Start of Excerpted data

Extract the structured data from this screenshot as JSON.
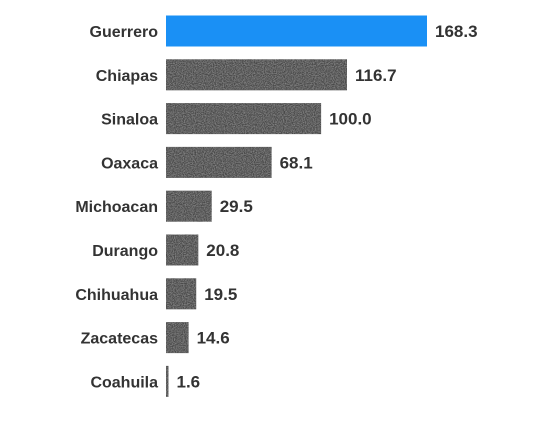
{
  "chart_data": {
    "type": "bar",
    "orientation": "horizontal",
    "categories": [
      "Guerrero",
      "Chiapas",
      "Sinaloa",
      "Oaxaca",
      "Michoacan",
      "Durango",
      "Chihuahua",
      "Zacatecas",
      "Coahuila"
    ],
    "values": [
      168.3,
      116.7,
      100.0,
      68.1,
      29.5,
      20.8,
      19.5,
      14.6,
      1.6
    ],
    "value_labels": [
      "168.3",
      "116.7",
      "100.0",
      "68.1",
      "29.5",
      "20.8",
      "19.5",
      "14.6",
      "1.6"
    ],
    "title": "",
    "xlabel": "",
    "ylabel": "",
    "xlim": [
      0,
      168.3
    ],
    "grid": false,
    "legend": "none",
    "highlight_index": 0,
    "colors": {
      "highlight": "#1a90f5",
      "default": "#4a4a4a",
      "texture_light": "#7a7a7a",
      "texture_dark": "#2a2a2a",
      "text": "#333333"
    }
  }
}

End of Excerpted data

Set exercise:
Copy each line of the records precisely and drop any images they hold.

Answer to this problem:
Extract the structured data from this screenshot as JSON.
{
  "chart_data": {
    "type": "bar",
    "orientation": "horizontal",
    "categories": [
      "Guerrero",
      "Chiapas",
      "Sinaloa",
      "Oaxaca",
      "Michoacan",
      "Durango",
      "Chihuahua",
      "Zacatecas",
      "Coahuila"
    ],
    "values": [
      168.3,
      116.7,
      100.0,
      68.1,
      29.5,
      20.8,
      19.5,
      14.6,
      1.6
    ],
    "value_labels": [
      "168.3",
      "116.7",
      "100.0",
      "68.1",
      "29.5",
      "20.8",
      "19.5",
      "14.6",
      "1.6"
    ],
    "title": "",
    "xlabel": "",
    "ylabel": "",
    "xlim": [
      0,
      168.3
    ],
    "grid": false,
    "legend": "none",
    "highlight_index": 0,
    "colors": {
      "highlight": "#1a90f5",
      "default": "#4a4a4a",
      "texture_light": "#7a7a7a",
      "texture_dark": "#2a2a2a",
      "text": "#333333"
    }
  }
}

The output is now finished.